>> begin The records

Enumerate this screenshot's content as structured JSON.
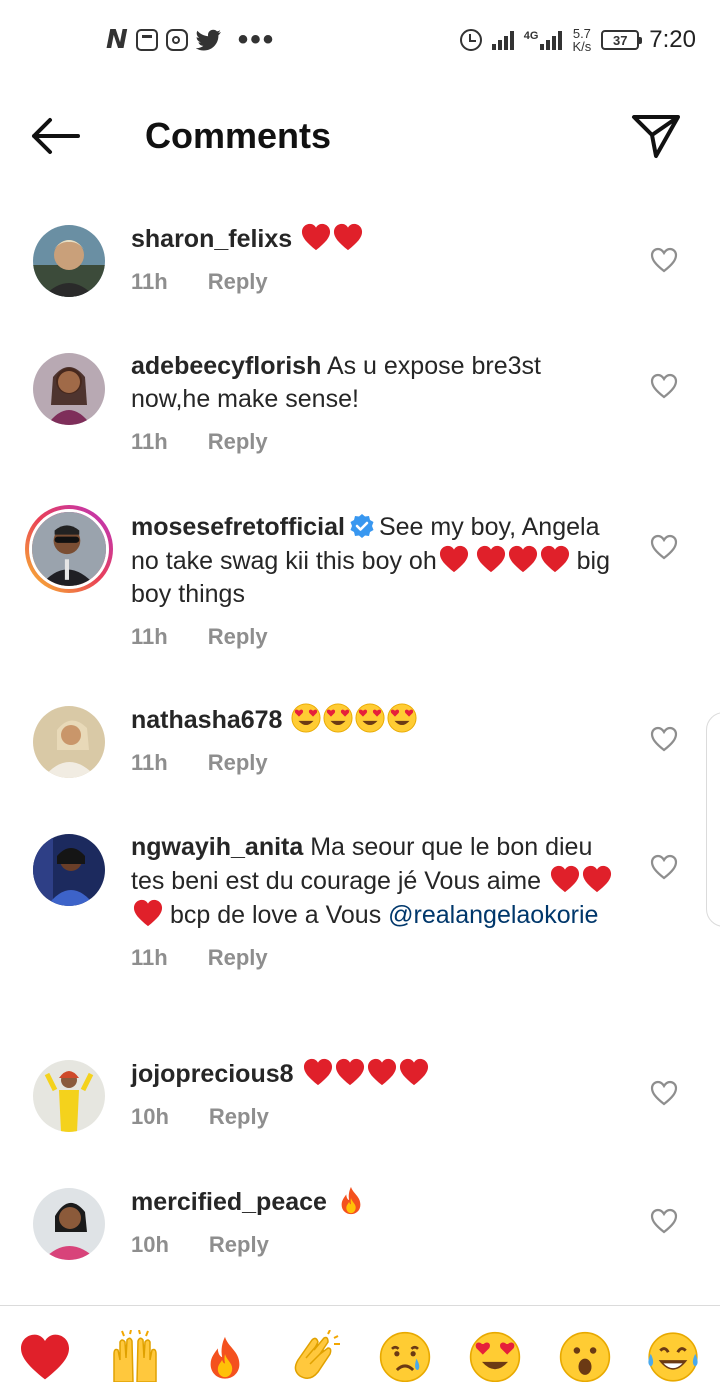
{
  "status_bar": {
    "left_icons": [
      "netflix-icon",
      "sim-icon",
      "instagram-icon",
      "twitter-icon"
    ],
    "more": "•••",
    "network": "4G",
    "speed_value": "5.7",
    "speed_unit": "K/s",
    "battery": "37",
    "time": "7:20"
  },
  "header": {
    "title": "Comments"
  },
  "comments": [
    {
      "username": "sharon_felixs",
      "text": "",
      "emojis": [
        "red-heart",
        "red-heart"
      ],
      "time": "11h",
      "reply": "Reply"
    },
    {
      "username": "adebeecyflorish",
      "text": "As u expose bre3st now,he make sense!",
      "time": "11h",
      "reply": "Reply"
    },
    {
      "username": "mosesefretofficial",
      "verified": true,
      "text_a": "See my boy, Angela no take swag kii this boy oh",
      "emojis": [
        "red-heart",
        "red-heart",
        "red-heart",
        "red-heart"
      ],
      "text_b": " big boy things",
      "time": "11h",
      "reply": "Reply"
    },
    {
      "username": "nathasha678",
      "text": "",
      "emojis": [
        "heart-eyes",
        "heart-eyes",
        "heart-eyes",
        "heart-eyes"
      ],
      "time": "11h",
      "reply": "Reply"
    },
    {
      "username": "ngwayih_anita",
      "text_a": "Ma seour  que le bon dieu tes beni est du courage jé Vous aime ",
      "emojis": [
        "red-heart",
        "red-heart",
        "red-heart"
      ],
      "text_b": " bcp de love a Vous ",
      "mention": "@realangelaokorie",
      "time": "11h",
      "reply": "Reply"
    },
    {
      "username": "jojoprecious8",
      "text": "",
      "emojis": [
        "red-heart",
        "red-heart",
        "red-heart",
        "red-heart"
      ],
      "time": "10h",
      "reply": "Reply"
    },
    {
      "username": "mercified_peace",
      "text": "",
      "emojis": [
        "fire"
      ],
      "time": "10h",
      "reply": "Reply"
    }
  ],
  "emoji_bar": [
    "red-heart",
    "raising-hands",
    "fire",
    "clapping-hands",
    "crying-face",
    "heart-eyes",
    "surprised-face",
    "tears-of-joy"
  ],
  "colors": {
    "heart": "#e0202a",
    "mention": "#00376b",
    "muted": "#8e8e8e",
    "verified": "#3897f0"
  }
}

>> end The records

● Instructions for the task: Pictures don't belong in the copy. Restate all the entries exactly.

● Complete response:
Enumerate this screenshot's content as structured JSON.
{
  "status_bar": {
    "left_icons": [
      "netflix-icon",
      "sim-icon",
      "instagram-icon",
      "twitter-icon"
    ],
    "more": "•••",
    "network": "4G",
    "speed_value": "5.7",
    "speed_unit": "K/s",
    "battery": "37",
    "time": "7:20"
  },
  "header": {
    "title": "Comments"
  },
  "comments": [
    {
      "username": "sharon_felixs",
      "text": "",
      "emojis": [
        "red-heart",
        "red-heart"
      ],
      "time": "11h",
      "reply": "Reply"
    },
    {
      "username": "adebeecyflorish",
      "text": "As u expose bre3st now,he make sense!",
      "time": "11h",
      "reply": "Reply"
    },
    {
      "username": "mosesefretofficial",
      "verified": true,
      "text_a": "See my boy, Angela no take swag kii this boy oh",
      "emojis": [
        "red-heart",
        "red-heart",
        "red-heart",
        "red-heart"
      ],
      "text_b": " big boy things",
      "time": "11h",
      "reply": "Reply"
    },
    {
      "username": "nathasha678",
      "text": "",
      "emojis": [
        "heart-eyes",
        "heart-eyes",
        "heart-eyes",
        "heart-eyes"
      ],
      "time": "11h",
      "reply": "Reply"
    },
    {
      "username": "ngwayih_anita",
      "text_a": "Ma seour  que le bon dieu tes beni est du courage jé Vous aime ",
      "emojis": [
        "red-heart",
        "red-heart",
        "red-heart"
      ],
      "text_b": " bcp de love a Vous ",
      "mention": "@realangelaokorie",
      "time": "11h",
      "reply": "Reply"
    },
    {
      "username": "jojoprecious8",
      "text": "",
      "emojis": [
        "red-heart",
        "red-heart",
        "red-heart",
        "red-heart"
      ],
      "time": "10h",
      "reply": "Reply"
    },
    {
      "username": "mercified_peace",
      "text": "",
      "emojis": [
        "fire"
      ],
      "time": "10h",
      "reply": "Reply"
    }
  ],
  "emoji_bar": [
    "red-heart",
    "raising-hands",
    "fire",
    "clapping-hands",
    "crying-face",
    "heart-eyes",
    "surprised-face",
    "tears-of-joy"
  ],
  "colors": {
    "heart": "#e0202a",
    "mention": "#00376b",
    "muted": "#8e8e8e",
    "verified": "#3897f0"
  }
}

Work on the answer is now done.